- **Dataset extract**:
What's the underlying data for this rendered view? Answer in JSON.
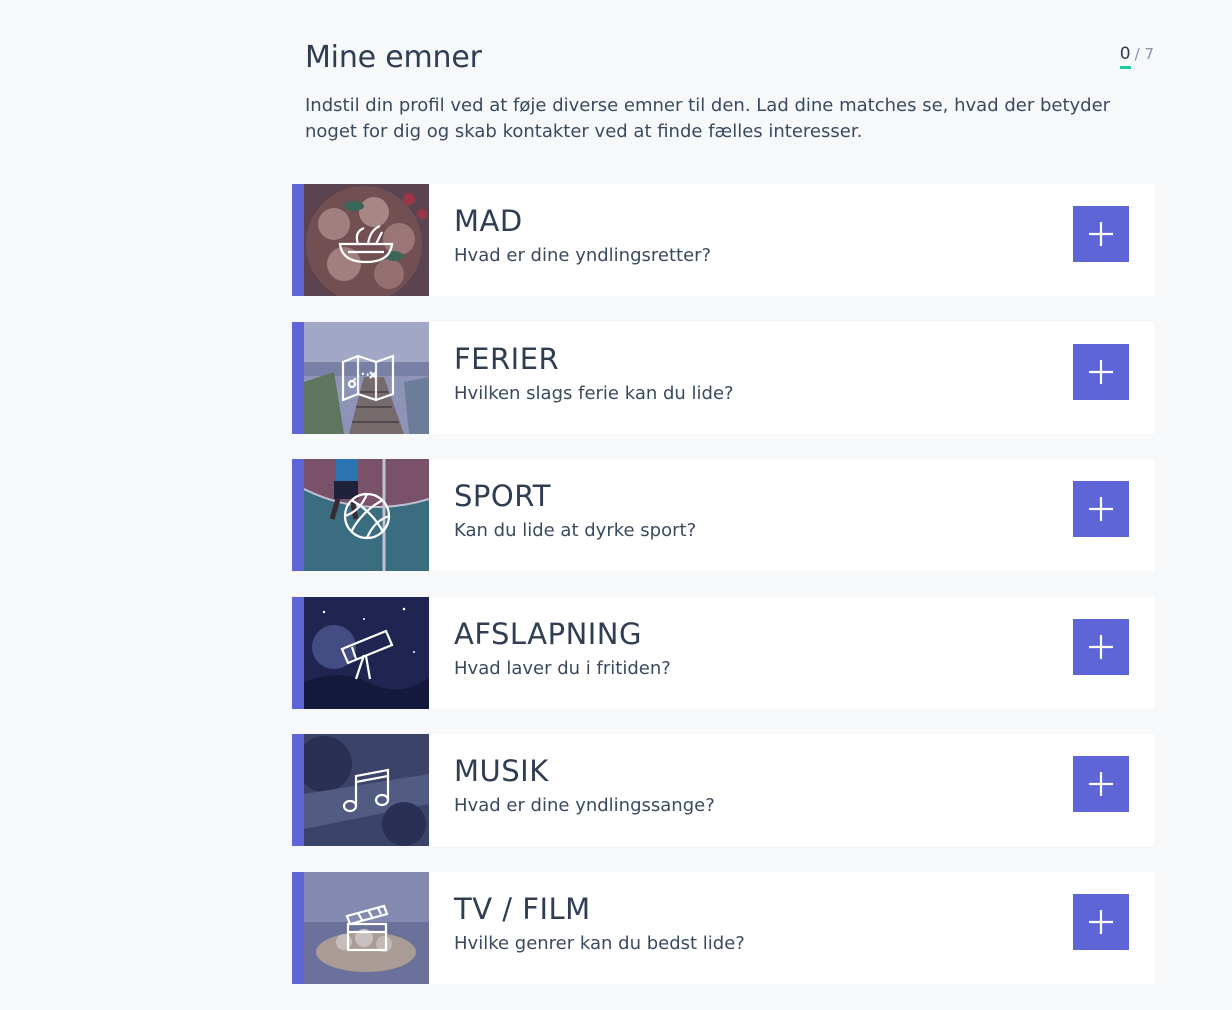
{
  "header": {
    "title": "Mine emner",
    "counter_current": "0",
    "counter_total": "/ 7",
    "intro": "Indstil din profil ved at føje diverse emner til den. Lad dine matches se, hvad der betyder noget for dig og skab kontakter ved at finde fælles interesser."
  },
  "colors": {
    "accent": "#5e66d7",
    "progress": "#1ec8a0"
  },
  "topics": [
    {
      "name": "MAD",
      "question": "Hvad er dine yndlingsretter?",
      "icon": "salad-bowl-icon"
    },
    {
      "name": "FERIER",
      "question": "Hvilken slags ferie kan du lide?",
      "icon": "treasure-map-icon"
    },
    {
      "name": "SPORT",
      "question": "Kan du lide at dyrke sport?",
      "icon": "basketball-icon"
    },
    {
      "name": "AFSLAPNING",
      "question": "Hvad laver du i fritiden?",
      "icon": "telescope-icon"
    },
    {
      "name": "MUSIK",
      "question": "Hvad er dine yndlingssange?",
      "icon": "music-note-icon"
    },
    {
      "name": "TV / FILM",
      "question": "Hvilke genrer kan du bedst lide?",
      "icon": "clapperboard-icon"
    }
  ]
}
---
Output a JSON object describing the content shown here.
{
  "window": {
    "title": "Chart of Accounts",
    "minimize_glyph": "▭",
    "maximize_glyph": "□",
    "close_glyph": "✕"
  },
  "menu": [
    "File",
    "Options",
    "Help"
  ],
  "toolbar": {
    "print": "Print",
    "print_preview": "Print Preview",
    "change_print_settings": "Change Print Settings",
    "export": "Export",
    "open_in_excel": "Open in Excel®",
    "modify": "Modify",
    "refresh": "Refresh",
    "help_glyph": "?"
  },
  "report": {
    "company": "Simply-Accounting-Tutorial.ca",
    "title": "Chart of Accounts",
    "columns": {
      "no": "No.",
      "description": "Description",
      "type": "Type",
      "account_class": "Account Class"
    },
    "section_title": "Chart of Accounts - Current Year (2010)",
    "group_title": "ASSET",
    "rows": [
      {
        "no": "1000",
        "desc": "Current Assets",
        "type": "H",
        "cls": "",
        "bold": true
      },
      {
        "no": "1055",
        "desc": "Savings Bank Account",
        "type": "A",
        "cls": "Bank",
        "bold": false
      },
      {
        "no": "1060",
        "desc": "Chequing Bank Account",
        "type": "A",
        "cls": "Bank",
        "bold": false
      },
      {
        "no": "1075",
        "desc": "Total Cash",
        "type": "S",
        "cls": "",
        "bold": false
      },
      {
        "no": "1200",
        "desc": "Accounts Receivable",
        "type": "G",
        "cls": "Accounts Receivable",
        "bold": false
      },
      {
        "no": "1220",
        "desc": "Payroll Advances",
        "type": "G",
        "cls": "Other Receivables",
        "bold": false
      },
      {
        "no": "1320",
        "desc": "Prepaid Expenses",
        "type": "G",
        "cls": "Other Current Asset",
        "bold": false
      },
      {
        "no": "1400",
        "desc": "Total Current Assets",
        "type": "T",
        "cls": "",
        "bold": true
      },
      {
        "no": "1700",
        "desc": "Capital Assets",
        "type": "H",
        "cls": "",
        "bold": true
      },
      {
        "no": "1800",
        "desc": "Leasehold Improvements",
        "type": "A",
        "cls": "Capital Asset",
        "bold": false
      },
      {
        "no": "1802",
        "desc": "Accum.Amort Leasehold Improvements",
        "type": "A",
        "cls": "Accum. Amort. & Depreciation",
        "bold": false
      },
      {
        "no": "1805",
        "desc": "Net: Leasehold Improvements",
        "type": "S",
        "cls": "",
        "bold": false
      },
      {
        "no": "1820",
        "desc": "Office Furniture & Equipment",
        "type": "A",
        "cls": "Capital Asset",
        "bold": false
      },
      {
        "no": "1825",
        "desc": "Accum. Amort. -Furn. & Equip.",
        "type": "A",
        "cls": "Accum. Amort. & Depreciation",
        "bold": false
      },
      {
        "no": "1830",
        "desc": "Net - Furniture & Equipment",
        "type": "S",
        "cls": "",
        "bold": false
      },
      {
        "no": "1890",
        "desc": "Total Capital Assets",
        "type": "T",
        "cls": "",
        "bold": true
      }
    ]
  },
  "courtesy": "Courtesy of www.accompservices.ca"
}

- **Task brief**: Each line of the material above either contains the word "lide" or does not; state how many do, and nothing else.

- **The result**: 3